[START Entries provided]
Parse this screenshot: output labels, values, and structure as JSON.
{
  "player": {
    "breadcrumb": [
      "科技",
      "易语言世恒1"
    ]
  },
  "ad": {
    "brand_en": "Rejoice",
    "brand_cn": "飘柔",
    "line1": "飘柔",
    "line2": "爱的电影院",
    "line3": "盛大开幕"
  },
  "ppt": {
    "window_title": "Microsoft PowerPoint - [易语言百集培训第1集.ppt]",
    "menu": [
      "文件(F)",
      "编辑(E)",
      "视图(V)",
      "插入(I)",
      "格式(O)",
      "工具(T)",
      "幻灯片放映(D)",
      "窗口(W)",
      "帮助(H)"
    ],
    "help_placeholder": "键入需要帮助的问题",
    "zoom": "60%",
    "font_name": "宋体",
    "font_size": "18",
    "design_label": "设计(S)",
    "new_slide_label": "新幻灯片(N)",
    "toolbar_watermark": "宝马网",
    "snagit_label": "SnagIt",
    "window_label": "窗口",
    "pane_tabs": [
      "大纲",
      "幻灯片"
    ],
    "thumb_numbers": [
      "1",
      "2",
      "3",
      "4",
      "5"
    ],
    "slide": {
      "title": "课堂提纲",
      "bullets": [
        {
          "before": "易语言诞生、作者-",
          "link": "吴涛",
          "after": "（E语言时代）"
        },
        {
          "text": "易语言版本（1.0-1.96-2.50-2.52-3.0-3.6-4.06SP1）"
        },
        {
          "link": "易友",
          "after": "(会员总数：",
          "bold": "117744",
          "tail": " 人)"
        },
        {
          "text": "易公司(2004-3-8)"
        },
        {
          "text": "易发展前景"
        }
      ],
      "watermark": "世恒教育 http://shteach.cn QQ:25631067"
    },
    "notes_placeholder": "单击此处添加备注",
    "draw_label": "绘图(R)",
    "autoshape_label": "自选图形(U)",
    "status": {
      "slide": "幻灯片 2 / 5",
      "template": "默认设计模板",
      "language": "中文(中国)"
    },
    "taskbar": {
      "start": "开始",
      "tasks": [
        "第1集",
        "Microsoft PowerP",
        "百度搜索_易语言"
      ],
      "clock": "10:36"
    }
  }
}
[END Entries provided]
[START Entries provided]
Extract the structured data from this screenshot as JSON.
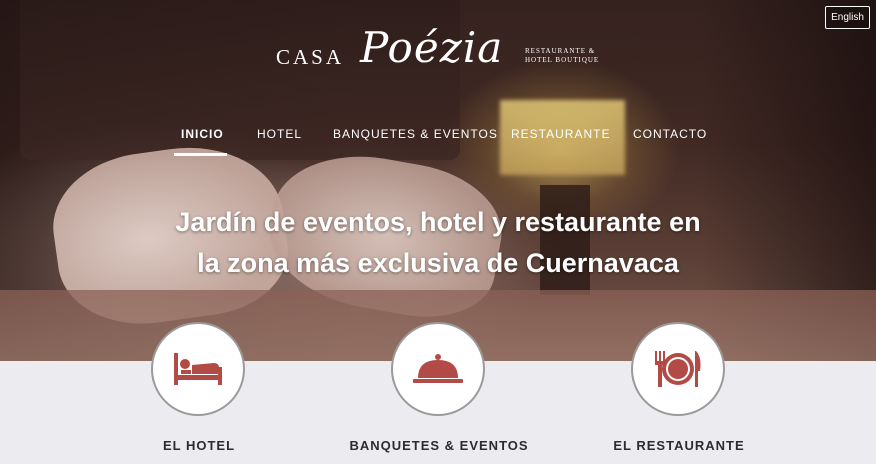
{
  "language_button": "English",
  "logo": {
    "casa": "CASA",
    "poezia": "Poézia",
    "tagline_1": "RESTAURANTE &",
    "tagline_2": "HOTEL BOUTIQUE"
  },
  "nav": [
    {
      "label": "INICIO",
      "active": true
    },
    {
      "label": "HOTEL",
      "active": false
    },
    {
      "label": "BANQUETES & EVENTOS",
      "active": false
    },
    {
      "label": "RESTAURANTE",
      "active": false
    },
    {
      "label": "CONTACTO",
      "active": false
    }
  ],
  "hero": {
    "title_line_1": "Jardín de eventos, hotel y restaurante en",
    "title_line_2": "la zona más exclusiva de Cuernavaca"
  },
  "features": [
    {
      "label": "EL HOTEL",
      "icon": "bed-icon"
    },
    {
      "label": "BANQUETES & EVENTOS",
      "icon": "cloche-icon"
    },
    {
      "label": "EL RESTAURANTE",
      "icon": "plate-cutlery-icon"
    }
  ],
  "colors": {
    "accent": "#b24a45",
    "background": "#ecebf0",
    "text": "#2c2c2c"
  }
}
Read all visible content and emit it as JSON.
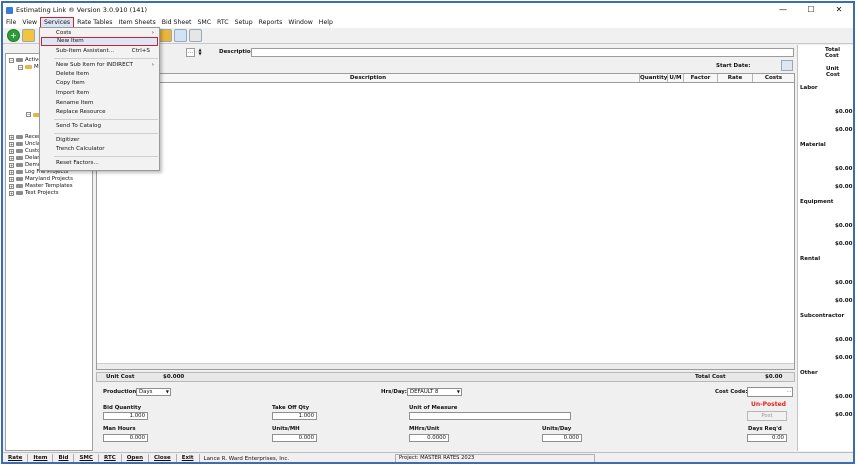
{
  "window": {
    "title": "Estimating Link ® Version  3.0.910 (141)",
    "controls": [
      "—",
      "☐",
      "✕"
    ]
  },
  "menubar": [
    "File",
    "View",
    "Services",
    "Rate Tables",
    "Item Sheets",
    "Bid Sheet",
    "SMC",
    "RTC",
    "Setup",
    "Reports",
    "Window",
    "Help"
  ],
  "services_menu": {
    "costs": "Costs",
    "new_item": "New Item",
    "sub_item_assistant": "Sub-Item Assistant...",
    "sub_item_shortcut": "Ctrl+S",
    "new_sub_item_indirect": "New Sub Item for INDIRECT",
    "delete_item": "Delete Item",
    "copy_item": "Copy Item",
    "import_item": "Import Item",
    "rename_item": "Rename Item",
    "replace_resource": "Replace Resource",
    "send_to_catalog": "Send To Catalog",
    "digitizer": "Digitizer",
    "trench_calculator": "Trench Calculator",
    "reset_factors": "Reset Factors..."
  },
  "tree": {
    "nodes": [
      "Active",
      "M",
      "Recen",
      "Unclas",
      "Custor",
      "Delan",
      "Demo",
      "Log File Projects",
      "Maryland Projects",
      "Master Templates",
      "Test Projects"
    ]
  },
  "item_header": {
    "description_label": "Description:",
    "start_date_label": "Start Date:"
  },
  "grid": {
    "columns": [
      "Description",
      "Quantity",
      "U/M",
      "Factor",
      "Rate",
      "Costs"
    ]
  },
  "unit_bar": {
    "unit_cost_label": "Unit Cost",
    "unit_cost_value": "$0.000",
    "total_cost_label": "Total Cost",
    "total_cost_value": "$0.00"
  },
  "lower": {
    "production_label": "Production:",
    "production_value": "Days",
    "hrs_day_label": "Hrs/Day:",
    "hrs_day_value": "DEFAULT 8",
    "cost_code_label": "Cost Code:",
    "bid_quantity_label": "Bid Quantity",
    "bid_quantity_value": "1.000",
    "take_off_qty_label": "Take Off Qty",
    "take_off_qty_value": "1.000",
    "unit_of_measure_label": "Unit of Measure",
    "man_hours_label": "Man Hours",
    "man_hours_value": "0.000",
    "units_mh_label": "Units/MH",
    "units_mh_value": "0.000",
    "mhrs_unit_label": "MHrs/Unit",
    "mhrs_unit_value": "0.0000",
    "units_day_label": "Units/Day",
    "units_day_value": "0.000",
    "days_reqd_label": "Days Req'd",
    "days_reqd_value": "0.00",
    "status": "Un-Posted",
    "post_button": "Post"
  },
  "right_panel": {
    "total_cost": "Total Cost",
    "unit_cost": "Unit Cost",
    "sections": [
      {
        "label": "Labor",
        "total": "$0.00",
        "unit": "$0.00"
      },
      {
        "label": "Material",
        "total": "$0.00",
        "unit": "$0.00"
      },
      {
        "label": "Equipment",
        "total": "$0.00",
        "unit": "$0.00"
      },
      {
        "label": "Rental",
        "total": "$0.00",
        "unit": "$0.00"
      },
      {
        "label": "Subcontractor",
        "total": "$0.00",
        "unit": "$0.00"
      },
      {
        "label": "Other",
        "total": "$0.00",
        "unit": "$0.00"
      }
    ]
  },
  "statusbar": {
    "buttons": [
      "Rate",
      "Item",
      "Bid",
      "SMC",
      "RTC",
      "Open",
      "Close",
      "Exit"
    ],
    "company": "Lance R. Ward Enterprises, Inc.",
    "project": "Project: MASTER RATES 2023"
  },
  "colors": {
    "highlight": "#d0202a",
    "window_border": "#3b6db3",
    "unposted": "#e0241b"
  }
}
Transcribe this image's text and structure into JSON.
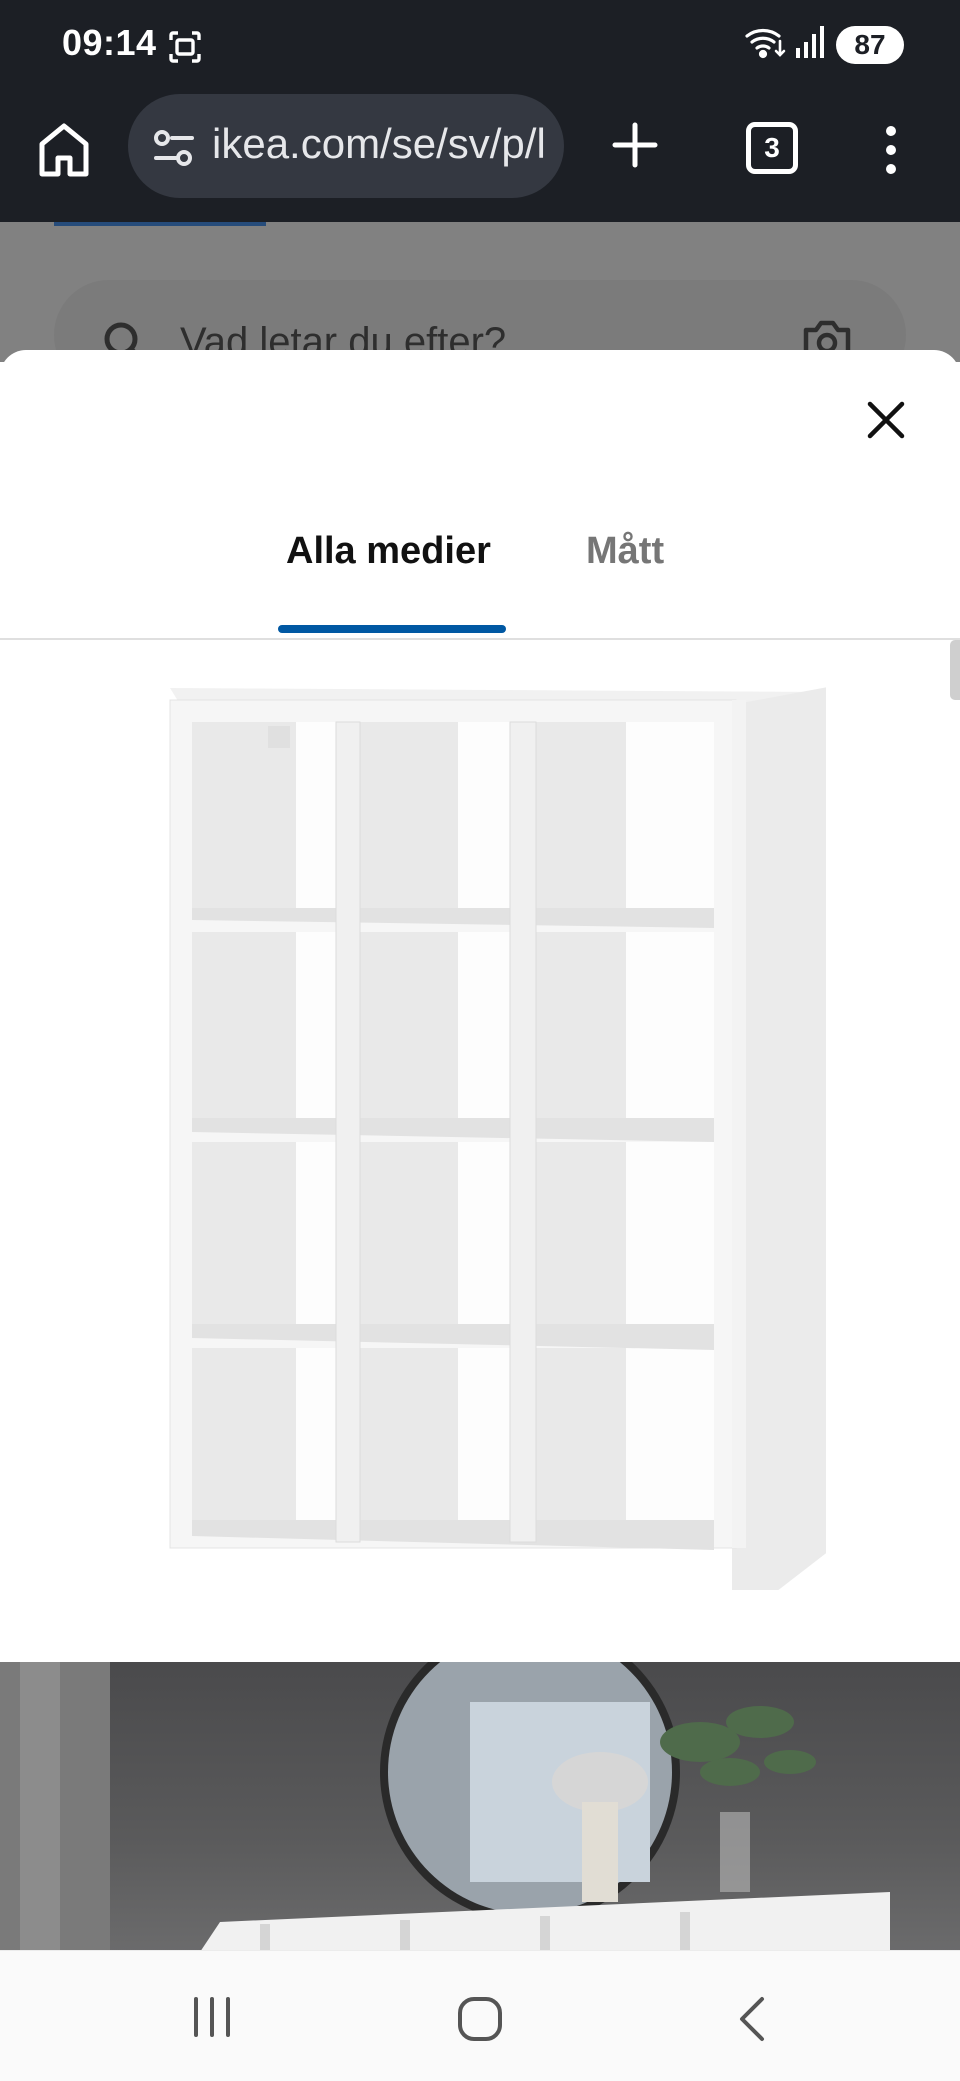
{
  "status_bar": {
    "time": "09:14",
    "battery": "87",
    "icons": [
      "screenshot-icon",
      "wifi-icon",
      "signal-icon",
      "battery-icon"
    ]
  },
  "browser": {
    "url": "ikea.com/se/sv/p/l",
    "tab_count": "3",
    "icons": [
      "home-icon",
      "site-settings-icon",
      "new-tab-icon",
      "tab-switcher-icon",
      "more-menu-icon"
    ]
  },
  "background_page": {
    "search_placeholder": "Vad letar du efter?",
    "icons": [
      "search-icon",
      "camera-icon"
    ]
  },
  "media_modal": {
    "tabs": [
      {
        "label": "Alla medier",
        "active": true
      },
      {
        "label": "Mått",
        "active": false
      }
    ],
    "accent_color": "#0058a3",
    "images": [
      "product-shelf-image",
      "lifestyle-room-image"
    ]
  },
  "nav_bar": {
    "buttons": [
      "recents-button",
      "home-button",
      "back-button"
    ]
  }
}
[END Entries provided]
[START Entries provided]
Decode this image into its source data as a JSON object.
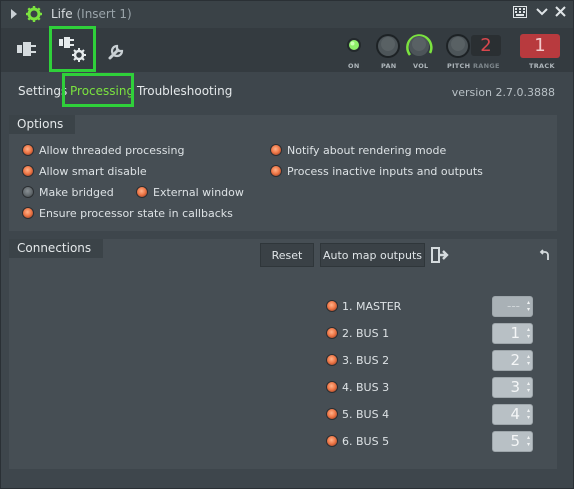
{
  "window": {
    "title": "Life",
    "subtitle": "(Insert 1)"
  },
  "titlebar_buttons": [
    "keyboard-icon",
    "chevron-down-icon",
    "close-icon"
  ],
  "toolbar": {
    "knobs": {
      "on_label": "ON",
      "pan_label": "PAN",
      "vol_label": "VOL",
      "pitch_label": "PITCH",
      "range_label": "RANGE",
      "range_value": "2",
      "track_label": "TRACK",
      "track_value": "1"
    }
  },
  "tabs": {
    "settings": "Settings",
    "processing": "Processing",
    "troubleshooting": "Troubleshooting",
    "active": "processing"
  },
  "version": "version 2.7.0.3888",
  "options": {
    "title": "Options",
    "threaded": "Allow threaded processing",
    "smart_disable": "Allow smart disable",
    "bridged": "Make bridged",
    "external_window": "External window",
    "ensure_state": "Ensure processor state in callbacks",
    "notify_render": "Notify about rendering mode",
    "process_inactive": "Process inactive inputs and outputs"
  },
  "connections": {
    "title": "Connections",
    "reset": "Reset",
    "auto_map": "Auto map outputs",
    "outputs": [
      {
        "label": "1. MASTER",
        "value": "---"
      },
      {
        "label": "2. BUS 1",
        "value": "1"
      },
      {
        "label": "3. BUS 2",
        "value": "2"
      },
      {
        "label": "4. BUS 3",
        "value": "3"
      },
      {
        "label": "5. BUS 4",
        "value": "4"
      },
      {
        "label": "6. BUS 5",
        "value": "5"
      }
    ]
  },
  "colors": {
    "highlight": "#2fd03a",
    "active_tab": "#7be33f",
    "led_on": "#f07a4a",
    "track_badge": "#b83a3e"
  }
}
[END Entries provided]
» Exercise description
Copy out every line of the listing that contains the string "screenshot".

» Output of the task
Parse this screenshot: output labels, values, and structure as JSON.
Extract the structured data from this screenshot as JSON.
      "screenshot-icon",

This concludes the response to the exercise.